**Directions for this task:** Each line below either holds the string "özel" or doesn't. Count those that do and give only the number.

**Records provided:**
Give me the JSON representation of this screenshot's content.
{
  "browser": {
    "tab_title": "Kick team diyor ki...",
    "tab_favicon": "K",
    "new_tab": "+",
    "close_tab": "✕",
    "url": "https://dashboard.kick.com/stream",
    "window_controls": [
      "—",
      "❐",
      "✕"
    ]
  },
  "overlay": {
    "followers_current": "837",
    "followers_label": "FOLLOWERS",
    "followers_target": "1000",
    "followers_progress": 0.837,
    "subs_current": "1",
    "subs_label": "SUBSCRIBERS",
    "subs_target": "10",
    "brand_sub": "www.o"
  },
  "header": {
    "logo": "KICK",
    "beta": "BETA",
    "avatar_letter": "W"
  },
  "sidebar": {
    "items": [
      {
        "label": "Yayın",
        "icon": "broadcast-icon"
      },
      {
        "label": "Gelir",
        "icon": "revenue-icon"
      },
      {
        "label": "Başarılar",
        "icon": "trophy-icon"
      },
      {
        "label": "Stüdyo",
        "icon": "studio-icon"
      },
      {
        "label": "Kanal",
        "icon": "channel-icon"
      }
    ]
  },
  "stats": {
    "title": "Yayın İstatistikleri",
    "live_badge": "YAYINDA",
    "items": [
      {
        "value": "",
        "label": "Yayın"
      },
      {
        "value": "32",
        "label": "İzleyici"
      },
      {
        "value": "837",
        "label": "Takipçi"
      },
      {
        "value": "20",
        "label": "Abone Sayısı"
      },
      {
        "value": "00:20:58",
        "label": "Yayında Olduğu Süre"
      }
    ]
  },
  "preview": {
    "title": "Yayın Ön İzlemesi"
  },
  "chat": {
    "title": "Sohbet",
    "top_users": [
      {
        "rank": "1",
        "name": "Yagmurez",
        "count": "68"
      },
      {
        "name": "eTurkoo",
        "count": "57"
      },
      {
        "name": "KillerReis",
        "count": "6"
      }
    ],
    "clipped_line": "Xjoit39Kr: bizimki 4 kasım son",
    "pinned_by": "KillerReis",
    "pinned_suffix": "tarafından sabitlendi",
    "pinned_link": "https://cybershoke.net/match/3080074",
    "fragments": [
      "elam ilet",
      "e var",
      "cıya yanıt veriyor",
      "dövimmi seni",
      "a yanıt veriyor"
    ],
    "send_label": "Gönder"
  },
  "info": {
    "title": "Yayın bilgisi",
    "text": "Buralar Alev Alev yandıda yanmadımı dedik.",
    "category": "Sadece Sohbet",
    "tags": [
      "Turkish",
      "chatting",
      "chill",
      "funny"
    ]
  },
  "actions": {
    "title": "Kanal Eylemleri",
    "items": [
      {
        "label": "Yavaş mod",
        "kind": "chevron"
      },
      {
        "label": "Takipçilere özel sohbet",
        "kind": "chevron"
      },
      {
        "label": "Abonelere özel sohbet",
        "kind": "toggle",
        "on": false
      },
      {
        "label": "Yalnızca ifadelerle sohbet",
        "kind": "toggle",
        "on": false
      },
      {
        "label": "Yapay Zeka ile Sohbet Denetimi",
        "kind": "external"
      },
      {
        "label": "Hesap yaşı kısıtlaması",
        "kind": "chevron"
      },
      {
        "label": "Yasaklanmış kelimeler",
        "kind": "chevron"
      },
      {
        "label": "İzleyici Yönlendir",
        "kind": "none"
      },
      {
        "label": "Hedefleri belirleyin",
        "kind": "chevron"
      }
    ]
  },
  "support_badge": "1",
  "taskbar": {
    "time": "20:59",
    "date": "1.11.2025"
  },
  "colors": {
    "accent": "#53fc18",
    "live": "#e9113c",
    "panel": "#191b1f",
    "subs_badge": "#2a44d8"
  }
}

**Worked solution:** 2